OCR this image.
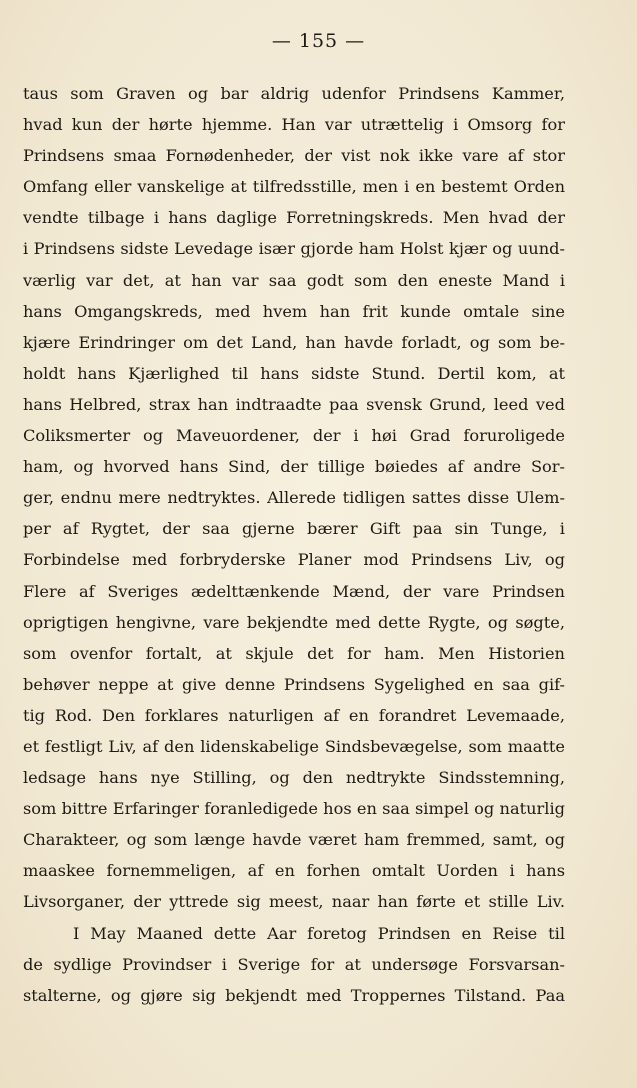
— 155 —
taus som Graven og bar aldrig udenfor Prindsens Kammer,
hvad kun der hørte hjemme. Han var utrættelig i Omsorg for
Prindsens smaa Fornødenheder, der vist nok ikke vare af stor
Omfang eller vanskelige at tilfredsstille, men i en bestemt Orden
vendte tilbage i hans daglige Forretningskreds. Men hvad der
i Prindsens sidste Levedage især gjorde ham Holst kjær og uund-
værlig var det, at han var saa godt som den eneste Mand i
hans Omgangskreds, med hvem han frit kunde omtale sine
kjære Erindringer om det Land, han havde forladt, og som be-
holdt hans Kjærlighed til hans sidste Stund. Dertil kom, at
hans Helbred, strax han indtraadte paa svensk Grund, leed ved
Coliksmerter og Maveuordener, der i høi Grad foruroligede
ham, og hvorved hans Sind, der tillige bøiedes af andre Sor-
ger, endnu mere nedtryktes. Allerede tidligen sattes disse Ulem-
per af Rygtet, der saa gjerne bærer Gift paa sin Tunge, i
Forbindelse med forbryderske Planer mod Prindsens Liv, og
Flere af Sveriges ædelttænkende Mænd, der vare Prindsen
oprigtigen hengivne, vare bekjendte med dette Rygte, og søgte,
som ovenfor fortalt, at skjule det for ham. Men Historien
behøver neppe at give denne Prindsens Sygelighed en saa gif-
tig Rod. Den forklares naturligen af en forandret Levemaade,
et festligt Liv, af den lidenskabelige Sindsbevægelse, som maatte
ledsage hans nye Stilling, og den nedtrykte Sindsstemning,
som bittre Erfaringer foranledigede hos en saa simpel og naturlig
Charakteer, og som længe havde været ham fremmed, samt, og
maaskee fornemmeligen, af en forhen omtalt Uorden i hans
Livsorganer, der yttrede sig meest, naar han førte et stille Liv.
I May Maaned dette Aar foretog Prindsen en Reise til
de sydlige Provindser i Sverige for at undersøge Forsvarsan-
stalterne, og gjøre sig bekjendt med Troppernes Tilstand. Paa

■ **Instructions to follow**
Copy out every line in the listing where the word "hvad" appears.

■ **Output for this task**
hvad kun der hørte hjemme. Han var utrættelig i Omsorg for
vendte tilbage i hans daglige Forretningskreds. Men hvad der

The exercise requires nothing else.